### The request
Output the entries verbatim, including every line.

### Dataset
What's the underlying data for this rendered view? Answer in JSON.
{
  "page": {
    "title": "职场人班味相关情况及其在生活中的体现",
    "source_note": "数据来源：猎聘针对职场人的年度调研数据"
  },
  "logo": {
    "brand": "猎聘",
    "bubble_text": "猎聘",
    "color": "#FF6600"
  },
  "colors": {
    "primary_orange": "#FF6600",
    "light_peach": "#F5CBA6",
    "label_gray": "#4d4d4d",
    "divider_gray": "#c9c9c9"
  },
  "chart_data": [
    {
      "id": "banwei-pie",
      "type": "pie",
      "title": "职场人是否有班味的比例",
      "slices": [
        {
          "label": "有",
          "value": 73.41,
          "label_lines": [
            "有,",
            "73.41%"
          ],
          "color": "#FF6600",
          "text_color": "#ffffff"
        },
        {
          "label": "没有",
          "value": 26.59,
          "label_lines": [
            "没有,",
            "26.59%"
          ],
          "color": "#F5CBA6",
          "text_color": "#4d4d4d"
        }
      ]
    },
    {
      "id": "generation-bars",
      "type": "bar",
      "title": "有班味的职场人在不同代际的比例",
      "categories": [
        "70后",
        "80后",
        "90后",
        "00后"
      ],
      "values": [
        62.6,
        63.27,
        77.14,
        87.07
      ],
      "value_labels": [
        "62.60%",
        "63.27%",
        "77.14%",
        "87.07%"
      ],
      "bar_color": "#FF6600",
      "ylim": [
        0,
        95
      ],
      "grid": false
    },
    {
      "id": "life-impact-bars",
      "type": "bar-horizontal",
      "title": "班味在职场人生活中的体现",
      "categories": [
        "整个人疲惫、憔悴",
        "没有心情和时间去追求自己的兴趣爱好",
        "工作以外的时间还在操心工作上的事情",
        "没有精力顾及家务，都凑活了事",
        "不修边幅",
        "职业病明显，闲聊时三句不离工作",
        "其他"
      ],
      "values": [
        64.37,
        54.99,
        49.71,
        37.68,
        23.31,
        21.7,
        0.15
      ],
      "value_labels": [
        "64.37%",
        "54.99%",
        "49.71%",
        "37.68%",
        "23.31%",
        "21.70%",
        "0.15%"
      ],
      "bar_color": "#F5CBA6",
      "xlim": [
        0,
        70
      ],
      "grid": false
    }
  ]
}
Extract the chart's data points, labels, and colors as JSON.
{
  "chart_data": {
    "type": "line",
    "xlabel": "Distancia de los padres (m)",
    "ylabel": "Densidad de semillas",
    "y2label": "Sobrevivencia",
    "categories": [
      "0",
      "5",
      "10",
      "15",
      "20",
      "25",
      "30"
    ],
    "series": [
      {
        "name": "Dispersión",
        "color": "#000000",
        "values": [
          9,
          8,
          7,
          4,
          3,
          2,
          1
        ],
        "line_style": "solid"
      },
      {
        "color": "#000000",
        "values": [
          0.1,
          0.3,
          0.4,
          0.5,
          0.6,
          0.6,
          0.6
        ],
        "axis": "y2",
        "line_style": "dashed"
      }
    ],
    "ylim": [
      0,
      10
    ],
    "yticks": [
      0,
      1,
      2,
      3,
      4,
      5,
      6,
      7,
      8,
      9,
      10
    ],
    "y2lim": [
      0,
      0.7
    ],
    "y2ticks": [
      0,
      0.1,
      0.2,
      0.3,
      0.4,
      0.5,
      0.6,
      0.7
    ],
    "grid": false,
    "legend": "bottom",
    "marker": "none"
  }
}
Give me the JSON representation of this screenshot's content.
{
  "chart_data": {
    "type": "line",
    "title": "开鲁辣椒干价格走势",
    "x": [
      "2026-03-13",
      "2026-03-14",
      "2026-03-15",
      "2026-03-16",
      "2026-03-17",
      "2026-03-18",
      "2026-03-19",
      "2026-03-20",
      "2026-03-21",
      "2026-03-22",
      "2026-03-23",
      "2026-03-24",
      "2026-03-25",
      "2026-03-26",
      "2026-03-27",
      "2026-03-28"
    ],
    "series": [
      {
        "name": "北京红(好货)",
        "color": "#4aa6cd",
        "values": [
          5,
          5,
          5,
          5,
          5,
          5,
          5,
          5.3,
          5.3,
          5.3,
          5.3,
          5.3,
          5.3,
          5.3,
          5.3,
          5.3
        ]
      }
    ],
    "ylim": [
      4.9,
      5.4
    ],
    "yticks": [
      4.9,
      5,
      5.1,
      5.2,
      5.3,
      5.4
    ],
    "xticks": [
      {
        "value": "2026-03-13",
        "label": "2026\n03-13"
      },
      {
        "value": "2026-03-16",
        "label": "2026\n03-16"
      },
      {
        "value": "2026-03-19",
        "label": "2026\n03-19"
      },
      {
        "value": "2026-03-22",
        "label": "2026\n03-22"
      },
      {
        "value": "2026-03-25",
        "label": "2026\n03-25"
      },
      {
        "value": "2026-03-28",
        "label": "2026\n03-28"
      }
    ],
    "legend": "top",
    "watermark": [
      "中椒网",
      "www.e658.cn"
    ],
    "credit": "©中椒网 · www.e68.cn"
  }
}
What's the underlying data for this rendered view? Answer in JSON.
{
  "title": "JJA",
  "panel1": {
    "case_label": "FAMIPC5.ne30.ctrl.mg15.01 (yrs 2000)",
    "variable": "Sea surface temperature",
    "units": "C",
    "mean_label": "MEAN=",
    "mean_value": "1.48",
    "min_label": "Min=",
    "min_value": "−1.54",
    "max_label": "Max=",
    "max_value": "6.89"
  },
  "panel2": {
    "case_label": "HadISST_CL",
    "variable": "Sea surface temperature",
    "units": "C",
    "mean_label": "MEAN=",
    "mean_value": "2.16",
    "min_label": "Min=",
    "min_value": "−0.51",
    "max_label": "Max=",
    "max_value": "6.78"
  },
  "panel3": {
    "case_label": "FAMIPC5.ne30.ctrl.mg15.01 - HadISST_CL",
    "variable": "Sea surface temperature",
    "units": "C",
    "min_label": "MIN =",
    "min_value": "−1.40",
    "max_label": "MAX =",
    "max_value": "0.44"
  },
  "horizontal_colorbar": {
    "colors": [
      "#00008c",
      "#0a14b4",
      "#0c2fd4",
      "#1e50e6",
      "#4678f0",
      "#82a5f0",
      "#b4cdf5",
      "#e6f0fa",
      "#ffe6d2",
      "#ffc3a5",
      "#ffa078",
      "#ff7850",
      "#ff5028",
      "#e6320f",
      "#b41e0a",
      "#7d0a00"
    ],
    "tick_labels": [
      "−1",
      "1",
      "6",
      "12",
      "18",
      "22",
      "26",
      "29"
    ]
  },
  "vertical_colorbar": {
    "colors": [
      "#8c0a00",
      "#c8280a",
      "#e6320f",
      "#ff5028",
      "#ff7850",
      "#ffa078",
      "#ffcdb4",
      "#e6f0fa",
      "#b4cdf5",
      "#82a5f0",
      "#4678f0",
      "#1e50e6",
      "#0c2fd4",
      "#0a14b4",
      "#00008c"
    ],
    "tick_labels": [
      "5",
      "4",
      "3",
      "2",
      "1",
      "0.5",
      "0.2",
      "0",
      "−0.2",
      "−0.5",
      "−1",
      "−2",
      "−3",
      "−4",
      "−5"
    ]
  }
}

### Response
What's the underlying data for this rendered view? Answer in JSON.
{
  "page": {
    "title": "职场人班味相关情况及其在生活中的体现",
    "source_note": "数据来源：猎聘针对职场人的年度调研数据"
  },
  "logo": {
    "brand": "猎聘",
    "bubble_text": "猎聘",
    "color": "#FF6600"
  },
  "colors": {
    "primary_orange": "#FF6600",
    "light_peach": "#F5CBA6",
    "label_gray": "#4d4d4d",
    "divider_gray": "#c9c9c9"
  },
  "chart_data": [
    {
      "id": "banwei-pie",
      "type": "pie",
      "title": "职场人是否有班味的比例",
      "slices": [
        {
          "label": "有",
          "value": 73.41,
          "label_lines": [
            "有,",
            "73.41%"
          ],
          "color": "#FF6600",
          "text_color": "#ffffff"
        },
        {
          "label": "没有",
          "value": 26.59,
          "label_lines": [
            "没有,",
            "26.59%"
          ],
          "color": "#F5CBA6",
          "text_color": "#4d4d4d"
        }
      ]
    },
    {
      "id": "generation-bars",
      "type": "bar",
      "title": "有班味的职场人在不同代际的比例",
      "categories": [
        "70后",
        "80后",
        "90后",
        "00后"
      ],
      "values": [
        62.6,
        63.27,
        77.14,
        87.07
      ],
      "value_labels": [
        "62.60%",
        "63.27%",
        "77.14%",
        "87.07%"
      ],
      "bar_color": "#FF6600",
      "ylim": [
        0,
        95
      ],
      "grid": false
    },
    {
      "id": "life-impact-bars",
      "type": "bar-horizontal",
      "title": "班味在职场人生活中的体现",
      "categories": [
        "整个人疲惫、憔悴",
        "没有心情和时间去追求自己的兴趣爱好",
        "工作以外的时间还在操心工作上的事情",
        "没有精力顾及家务，都凑活了事",
        "不修边幅",
        "职业病明显，闲聊时三句不离工作",
        "其他"
      ],
      "values": [
        64.37,
        54.99,
        49.71,
        37.68,
        23.31,
        21.7,
        0.15
      ],
      "value_labels": [
        "64.37%",
        "54.99%",
        "49.71%",
        "37.68%",
        "23.31%",
        "21.70%",
        "0.15%"
      ],
      "bar_color": "#F5CBA6",
      "xlim": [
        0,
        70
      ],
      "grid": false
    }
  ]
}
Extract the chart's data points, labels, and colors as JSON.
{
  "chart_data": {
    "type": "line",
    "xlabel": "Distancia de los padres (m)",
    "ylabel": "Densidad de semillas",
    "y2label": "Sobrevivencia",
    "categories": [
      "0",
      "5",
      "10",
      "15",
      "20",
      "25",
      "30"
    ],
    "series": [
      {
        "name": "Dispersión",
        "color": "#000000",
        "values": [
          9,
          8,
          7,
          4,
          3,
          2,
          1
        ],
        "line_style": "solid"
      },
      {
        "color": "#000000",
        "values": [
          0.1,
          0.3,
          0.4,
          0.5,
          0.6,
          0.6,
          0.6
        ],
        "axis": "y2",
        "line_style": "dashed"
      }
    ],
    "ylim": [
      0,
      10
    ],
    "yticks": [
      0,
      1,
      2,
      3,
      4,
      5,
      6,
      7,
      8,
      9,
      10
    ],
    "y2lim": [
      0,
      0.7
    ],
    "y2ticks": [
      0,
      0.1,
      0.2,
      0.3,
      0.4,
      0.5,
      0.6,
      0.7
    ],
    "grid": false,
    "legend": "bottom",
    "marker": "none"
  }
}
Give me the JSON representation of this screenshot's content.
{
  "chart_data": {
    "type": "line",
    "title": "开鲁辣椒干价格走势",
    "x": [
      "2026-03-13",
      "2026-03-14",
      "2026-03-15",
      "2026-03-16",
      "2026-03-17",
      "2026-03-18",
      "2026-03-19",
      "2026-03-20",
      "2026-03-21",
      "2026-03-22",
      "2026-03-23",
      "2026-03-24",
      "2026-03-25",
      "2026-03-26",
      "2026-03-27",
      "2026-03-28"
    ],
    "series": [
      {
        "name": "北京红(好货)",
        "color": "#4aa6cd",
        "values": [
          5,
          5,
          5,
          5,
          5,
          5,
          5,
          5.3,
          5.3,
          5.3,
          5.3,
          5.3,
          5.3,
          5.3,
          5.3,
          5.3
        ]
      }
    ],
    "ylim": [
      4.9,
      5.4
    ],
    "yticks": [
      4.9,
      5,
      5.1,
      5.2,
      5.3,
      5.4
    ],
    "xticks": [
      {
        "value": "2026-03-13",
        "label": "2026\n03-13"
      },
      {
        "value": "2026-03-16",
        "label": "2026\n03-16"
      },
      {
        "value": "2026-03-19",
        "label": "2026\n03-19"
      },
      {
        "value": "2026-03-22",
        "label": "2026\n03-22"
      },
      {
        "value": "2026-03-25",
        "label": "2026\n03-25"
      },
      {
        "value": "2026-03-28",
        "label": "2026\n03-28"
      }
    ],
    "legend": "top",
    "watermark": [
      "中椒网",
      "www.e658.cn"
    ],
    "credit": "©中椒网 · www.e68.cn"
  }
}
What's the underlying data for this rendered view? Answer in JSON.
{
  "title": "JJA",
  "panel1": {
    "case_label": "FAMIPC5.ne30.ctrl.mg15.01 (yrs 2000)",
    "variable": "Sea surface temperature",
    "units": "C",
    "mean_label": "MEAN=",
    "mean_value": "1.48",
    "min_label": "Min=",
    "min_value": "−1.54",
    "max_label": "Max=",
    "max_value": "6.89"
  },
  "panel2": {
    "case_label": "HadISST_CL",
    "variable": "Sea surface temperature",
    "units": "C",
    "mean_label": "MEAN=",
    "mean_value": "2.16",
    "min_label": "Min=",
    "min_value": "−0.51",
    "max_label": "Max=",
    "max_value": "6.78"
  },
  "panel3": {
    "case_label": "FAMIPC5.ne30.ctrl.mg15.01 - HadISST_CL",
    "variable": "Sea surface temperature",
    "units": "C",
    "min_label": "MIN =",
    "min_value": "−1.40",
    "max_label": "MAX =",
    "max_value": "0.44"
  },
  "horizontal_colorbar": {
    "colors": [
      "#00008c",
      "#0a14b4",
      "#0c2fd4",
      "#1e50e6",
      "#4678f0",
      "#82a5f0",
      "#b4cdf5",
      "#e6f0fa",
      "#ffe6d2",
      "#ffc3a5",
      "#ffa078",
      "#ff7850",
      "#ff5028",
      "#e6320f",
      "#b41e0a",
      "#7d0a00"
    ],
    "tick_labels": [
      "−1",
      "1",
      "6",
      "12",
      "18",
      "22",
      "26",
      "29"
    ]
  },
  "vertical_colorbar": {
    "colors": [
      "#8c0a00",
      "#c8280a",
      "#e6320f",
      "#ff5028",
      "#ff7850",
      "#ffa078",
      "#ffcdb4",
      "#e6f0fa",
      "#b4cdf5",
      "#82a5f0",
      "#4678f0",
      "#1e50e6",
      "#0c2fd4",
      "#0a14b4",
      "#00008c"
    ],
    "tick_labels": [
      "5",
      "4",
      "3",
      "2",
      "1",
      "0.5",
      "0.2",
      "0",
      "−0.2",
      "−0.5",
      "−1",
      "−2",
      "−3",
      "−4",
      "−5"
    ]
  }
}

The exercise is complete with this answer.